Short exercise — In the article on Stuart Franklin's photography, where does Franklin say forests are regenerating? Please answer in a few words.

Having witnessed environmental change through both his academic and photographic studies, Franklin is philosophical about the relationship between man and the land, accepting that it is a double-edged sword; and it’s reductive to discuss it purely in terms of “humans being a blot on the landscape wherever they appear.”
“Many rivers and drainage basins are cleaner now than at any time in the past one hundred and fifty years. Forests are regenerating, notably in Scotland and Poland. Cities are considerably cleaner,” he wrote in the foreword to Footprint: Our Landscape in Flux (2008).
"I’m interested in the whole nature-society phenomenon; the way in which we anthropomorphize aspects of the landscape and see ourselves reflected in it or as shadows across it"
- Stuart Franklin
A poetic take on the classic trope
The age-old idea of nature photography capturing the intersection between man and the land, and often employed as a lobbying tool, has been around almost as long as the practice of photography itself; the work of mid-19th century photographer William Henry Jackson was instrumental in convincing US Congress to create the Yellowstone National Park; and as global warming and pollution issues entered political consciousness, photographers have tapped their trade to report on the way the earth has been damaged by humans. Magnum nominee Michael Christopher Brown recently visited the Marshall Islands to photograph the geographical and human impact of rising sea levels, for example.
Stuart Franklin’s study of the relationship between man and nature is more introspective, exploring something of man’s psyche. Through his work, Franklin draws out the parallels between the way mankind sees the land and how it sees itself, projecting his personal theories on this through his visual meditations on nature. The loaded title of his photo essay Narcissus makes this link explicit. “I’m interested in the whole nature-society phenomenon; the way in which we anthropomorphize aspects of the landscape and see ourselves reflected in it or as shadows across it,” he says.
Of Forests and Flux
The “notion of environmental impact” inspired Franklin’s book Footprint: Our Landscape in Flux, in which he explores glacial retreat in Austria, Pittsburg and Norway. “I looked at how lives and cities were changing because of hotter summers with outdoor pools, riversides turning into swimming pools, like in Berlin, for example.” His work is almost scientific in his observational distance, looking at the ebbs and flows of environmental development and change without politicizing, interested in not just how climate change is impacting on the landscape but how man is adapting to its altering terrain.
Franklin delves into the idea that even national parks – areas of great natural beauty – exist in an artificially protected way, ring-fenced from the march of industrialization and cultivation. In his book The Time of Trees (published 1999) groups of wanderers are pictured walking through serene forests; New York’s concrete towers prod the skyline poking out from behind the leaves of the inner-city oasis of Central Park; and American soldiers sifting through rubble, including a charred tree, in the aftermath of a devastating truck bomb in Beirut – capturing not only man’s impact on the land but the ways in which mankind sees itself in a grand hierarchy of nature, powerfully cultivating his environment, but also somewhat awestruck by it.

Source excerpt —
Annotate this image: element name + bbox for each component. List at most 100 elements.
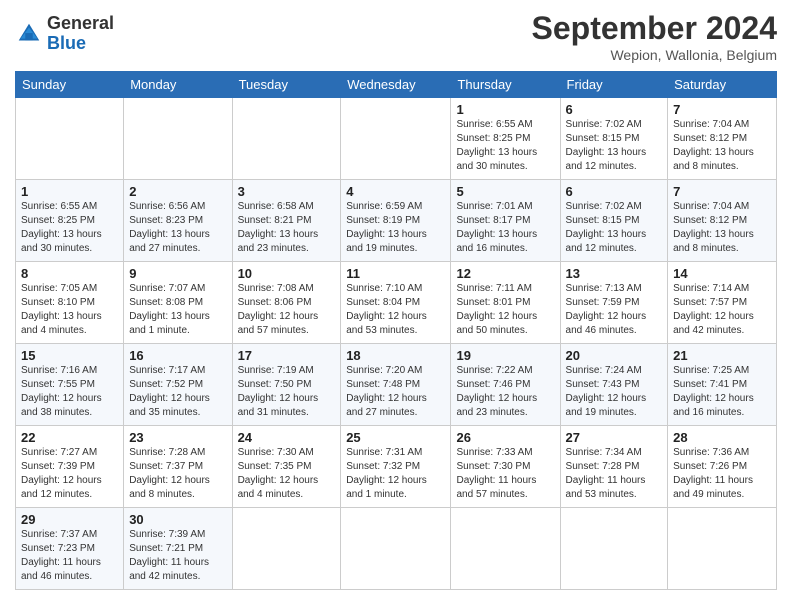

Solution for this exercise — Notably in Scotland and Poland.